#### Data entries ####

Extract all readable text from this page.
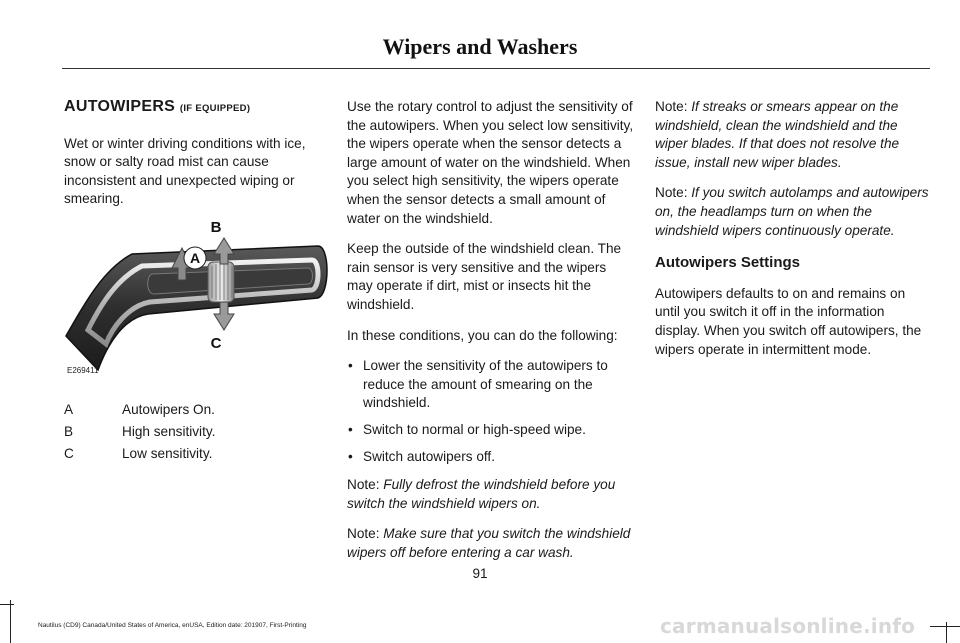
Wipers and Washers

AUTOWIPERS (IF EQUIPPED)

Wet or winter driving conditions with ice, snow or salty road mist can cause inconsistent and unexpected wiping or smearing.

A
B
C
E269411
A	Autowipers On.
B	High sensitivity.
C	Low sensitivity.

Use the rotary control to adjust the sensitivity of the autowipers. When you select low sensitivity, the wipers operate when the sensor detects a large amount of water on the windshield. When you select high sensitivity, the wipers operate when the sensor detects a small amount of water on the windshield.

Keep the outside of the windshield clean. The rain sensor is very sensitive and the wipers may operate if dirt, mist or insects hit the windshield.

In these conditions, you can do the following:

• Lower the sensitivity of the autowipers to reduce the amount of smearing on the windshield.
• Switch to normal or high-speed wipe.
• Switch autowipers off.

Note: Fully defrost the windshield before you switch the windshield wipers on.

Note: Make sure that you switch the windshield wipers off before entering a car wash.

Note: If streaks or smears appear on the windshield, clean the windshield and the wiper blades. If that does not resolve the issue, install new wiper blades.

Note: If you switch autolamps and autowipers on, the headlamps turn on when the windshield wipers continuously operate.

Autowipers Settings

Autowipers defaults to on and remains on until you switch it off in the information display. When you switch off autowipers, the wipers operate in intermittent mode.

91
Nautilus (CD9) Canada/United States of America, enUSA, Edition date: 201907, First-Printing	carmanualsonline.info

####
#### Data entries ####

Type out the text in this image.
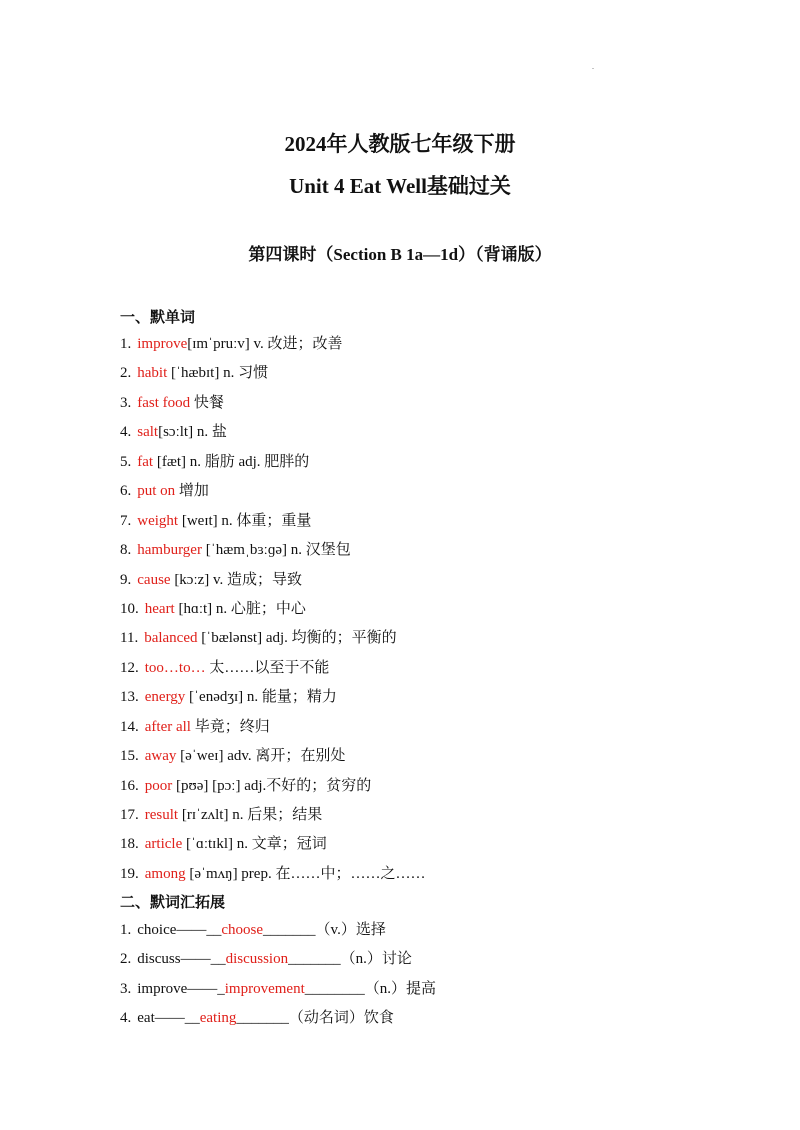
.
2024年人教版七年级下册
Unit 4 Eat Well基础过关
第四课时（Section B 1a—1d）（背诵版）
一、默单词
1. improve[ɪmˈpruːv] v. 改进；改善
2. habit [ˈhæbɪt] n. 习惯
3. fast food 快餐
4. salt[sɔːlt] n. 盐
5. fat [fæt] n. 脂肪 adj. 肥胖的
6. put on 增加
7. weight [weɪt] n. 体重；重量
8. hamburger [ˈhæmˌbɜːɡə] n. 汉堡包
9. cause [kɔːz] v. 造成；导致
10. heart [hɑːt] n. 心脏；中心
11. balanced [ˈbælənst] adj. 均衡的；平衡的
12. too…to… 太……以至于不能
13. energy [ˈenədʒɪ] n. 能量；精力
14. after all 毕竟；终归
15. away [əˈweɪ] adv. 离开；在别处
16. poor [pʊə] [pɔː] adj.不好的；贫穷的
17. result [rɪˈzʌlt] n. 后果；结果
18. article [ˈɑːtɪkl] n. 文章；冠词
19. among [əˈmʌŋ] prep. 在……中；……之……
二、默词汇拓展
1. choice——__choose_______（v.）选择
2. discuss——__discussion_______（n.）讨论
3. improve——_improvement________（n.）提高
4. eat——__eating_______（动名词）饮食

####

- Given instruction
Using the records above, gather all lines where the string "Note" is present.

- Output of the task
Note: Fully defrost the windshield before you switch the windshield wipers on.
Note: Make sure that you switch the windshield wipers off before entering a car wash.
Note: If streaks or smears appear on the windshield, clean the windshield and the wiper blades. If that does not resolve the issue, install new wiper blades.
Note: If you switch autolamps and autowipers on, the headlamps turn on when the windshield wipers continuously operate.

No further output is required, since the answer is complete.